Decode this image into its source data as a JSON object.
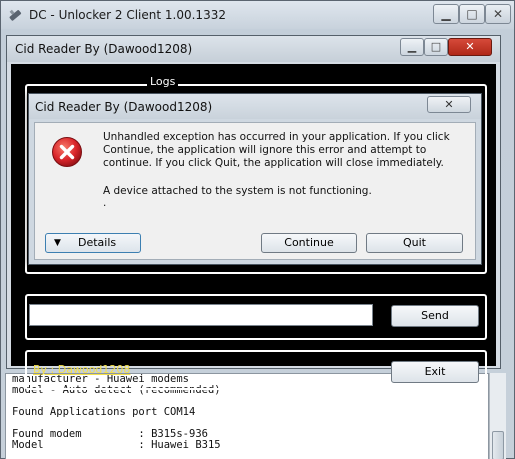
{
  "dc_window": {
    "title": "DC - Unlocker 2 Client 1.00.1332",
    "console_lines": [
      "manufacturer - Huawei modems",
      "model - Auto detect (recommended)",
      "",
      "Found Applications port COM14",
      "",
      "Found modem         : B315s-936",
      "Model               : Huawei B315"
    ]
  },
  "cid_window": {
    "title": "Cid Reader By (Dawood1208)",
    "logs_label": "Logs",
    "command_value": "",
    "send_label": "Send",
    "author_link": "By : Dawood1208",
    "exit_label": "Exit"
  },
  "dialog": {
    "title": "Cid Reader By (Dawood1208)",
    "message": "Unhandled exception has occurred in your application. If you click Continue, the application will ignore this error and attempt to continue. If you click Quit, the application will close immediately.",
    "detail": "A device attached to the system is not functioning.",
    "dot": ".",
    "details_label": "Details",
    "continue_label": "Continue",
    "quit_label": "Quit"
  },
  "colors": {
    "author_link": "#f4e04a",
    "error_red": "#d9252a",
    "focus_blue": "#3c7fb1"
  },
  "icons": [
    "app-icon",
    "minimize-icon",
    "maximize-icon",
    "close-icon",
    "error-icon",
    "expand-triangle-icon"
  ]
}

************

Instruction: Without the pictures, repeat the listing above exactly.

Completed exercise:
Decode this image into its source data as a JSON object.
{
  "dc_window": {
    "title": "DC - Unlocker 2 Client 1.00.1332",
    "console_lines": [
      "manufacturer - Huawei modems",
      "model - Auto detect (recommended)",
      "",
      "Found Applications port COM14",
      "",
      "Found modem         : B315s-936",
      "Model               : Huawei B315"
    ]
  },
  "cid_window": {
    "title": "Cid Reader By (Dawood1208)",
    "logs_label": "Logs",
    "command_value": "",
    "send_label": "Send",
    "author_link": "By : Dawood1208",
    "exit_label": "Exit"
  },
  "dialog": {
    "title": "Cid Reader By (Dawood1208)",
    "message": "Unhandled exception has occurred in your application. If you click Continue, the application will ignore this error and attempt to continue. If you click Quit, the application will close immediately.",
    "detail": "A device attached to the system is not functioning.",
    "dot": ".",
    "details_label": "Details",
    "continue_label": "Continue",
    "quit_label": "Quit"
  },
  "colors": {
    "author_link": "#f4e04a",
    "error_red": "#d9252a",
    "focus_blue": "#3c7fb1"
  },
  "icons": [
    "app-icon",
    "minimize-icon",
    "maximize-icon",
    "close-icon",
    "error-icon",
    "expand-triangle-icon"
  ]
}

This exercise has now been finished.